What you should do: Extract all records. Keep each one exact.

Record list:
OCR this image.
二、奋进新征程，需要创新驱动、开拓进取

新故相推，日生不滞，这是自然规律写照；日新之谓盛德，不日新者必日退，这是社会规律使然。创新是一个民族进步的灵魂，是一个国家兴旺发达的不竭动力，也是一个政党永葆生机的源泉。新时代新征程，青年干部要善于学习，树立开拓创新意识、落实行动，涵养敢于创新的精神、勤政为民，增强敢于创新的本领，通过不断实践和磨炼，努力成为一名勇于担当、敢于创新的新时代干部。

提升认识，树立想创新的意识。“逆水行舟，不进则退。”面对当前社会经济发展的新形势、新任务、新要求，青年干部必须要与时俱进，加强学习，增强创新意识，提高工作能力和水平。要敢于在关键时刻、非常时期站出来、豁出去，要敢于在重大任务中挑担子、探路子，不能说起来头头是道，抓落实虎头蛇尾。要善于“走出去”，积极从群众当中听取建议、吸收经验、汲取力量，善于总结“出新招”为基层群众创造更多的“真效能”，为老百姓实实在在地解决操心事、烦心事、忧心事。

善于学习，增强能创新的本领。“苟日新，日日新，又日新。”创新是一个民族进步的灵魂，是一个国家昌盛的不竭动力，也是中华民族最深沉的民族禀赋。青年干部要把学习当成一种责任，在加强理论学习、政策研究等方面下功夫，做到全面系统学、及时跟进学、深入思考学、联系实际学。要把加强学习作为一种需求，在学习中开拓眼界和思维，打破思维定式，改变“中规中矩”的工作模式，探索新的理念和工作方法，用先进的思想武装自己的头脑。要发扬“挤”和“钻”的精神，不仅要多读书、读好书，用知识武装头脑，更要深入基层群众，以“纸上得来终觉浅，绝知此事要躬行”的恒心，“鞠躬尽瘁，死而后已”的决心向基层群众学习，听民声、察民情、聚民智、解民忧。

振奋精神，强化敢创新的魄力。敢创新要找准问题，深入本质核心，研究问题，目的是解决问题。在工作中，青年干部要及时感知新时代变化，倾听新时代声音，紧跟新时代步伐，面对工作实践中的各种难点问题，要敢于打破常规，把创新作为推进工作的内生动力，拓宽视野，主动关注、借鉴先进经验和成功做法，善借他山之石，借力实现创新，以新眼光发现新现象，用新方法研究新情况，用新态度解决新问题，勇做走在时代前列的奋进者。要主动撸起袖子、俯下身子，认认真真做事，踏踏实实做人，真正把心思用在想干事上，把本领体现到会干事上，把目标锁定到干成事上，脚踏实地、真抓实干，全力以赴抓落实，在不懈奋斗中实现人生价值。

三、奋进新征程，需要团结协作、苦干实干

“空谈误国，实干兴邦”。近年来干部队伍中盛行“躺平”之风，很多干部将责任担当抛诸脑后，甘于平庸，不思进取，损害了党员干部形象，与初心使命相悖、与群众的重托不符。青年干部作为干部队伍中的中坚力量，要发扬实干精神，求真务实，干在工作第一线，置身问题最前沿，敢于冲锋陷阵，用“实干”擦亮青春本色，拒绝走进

Answer to this task:
OCR this image.
二、奋进新征程，需要创新驱动、开拓进取

新故相推，日生不滞，这是自然规律写照；日新之谓盛德，不日新者必日退，这是社会规律使然。创新是一个民族进步的灵魂，是一个国家兴旺发达的不竭动力，也是一个政党永葆生机的源泉。新时代新征程，青年干部要善于学习，树立开拓创新意识、落实行动，涵养敢于创新的精神、勤政为民，增强敢于创新的本领，通过不断实践和磨炼，努力成为一名勇于担当、敢于创新的新时代干部。

提升认识，树立想创新的意识。“逆水行舟，不进则退。”面对当前社会经济发展的新形势、新任务、新要求，青年干部必须要与时俱进，加强学习，增强创新意识，提高工作能力和水平。要敢于在关键时刻、非常时期站出来、豁出去，要敢于在重大任务中挑担子、探路子，不能说起来头头是道，抓落实虎头蛇尾。要善于“走出去”，积极从群众当中听取建议、吸收经验、汲取力量，善于总结“出新招”为基层群众创造更多的“真效能”，为老百姓实实在在地解决操心事、烦心事、忧心事。

善于学习，增强能创新的本领。“苟日新，日日新，又日新。”创新是一个民族进步的灵魂，是一个国家昌盛的不竭动力，也是中华民族最深沉的民族禀赋。青年干部要把学习当成一种责任，在加强理论学习、政策研究等方面下功夫，做到全面系统学、及时跟进学、深入思考学、联系实际学。要把加强学习作为一种需求，在学习中开拓眼界和思维，打破思维定式，改变“中规中矩”的工作模式，探索新的理念和工作方法，用先进的思想武装自己的头脑。要发扬“挤”和“钻”的精神，不仅要多读书、读好书，用知识武装头脑，更要深入基层群众，以“纸上得来终觉浅，绝知此事要躬行”的恒心，“鞠躬尽瘁，死而后已”的决心向基层群众学习，听民声、察民情、聚民智、解民忧。

振奋精神，强化敢创新的魄力。敢创新要找准问题，深入本质核心，研究问题，目的是解决问题。在工作中，青年干部要及时感知新时代变化，倾听新时代声音，紧跟新时代步伐，面对工作实践中的各种难点问题，要敢于打破常规，把创新作为推进工作的内生动力，拓宽视野，主动关注、借鉴先进经验和成功做法，善借他山之石，借力实现创新，以新眼光发现新现象，用新方法研究新情况，用新态度解决新问题，勇做走在时代前列的奋进者。要主动撸起袖子、俯下身子，认认真真做事，踏踏实实做人，真正把心思用在想干事上，把本领体现到会干事上，把目标锁定到干成事上，脚踏实地、真抓实干，全力以赴抓落实，在不懈奋斗中实现人生价值。

三、奋进新征程，需要团结协作、苦干实干

“空谈误国，实干兴邦”。近年来干部队伍中盛行“躺平”之风，很多干部将责任担当抛诸脑后，甘于平庸，不思进取，损害了党员干部形象，与初心使命相悖、与群众的重托不符。青年干部作为干部队伍中的中坚力量，要发扬实干精神，求真务实，干在工作第一线，置身问题最前沿，敢于冲锋陷阵，用“实干”擦亮青春本色，拒绝走进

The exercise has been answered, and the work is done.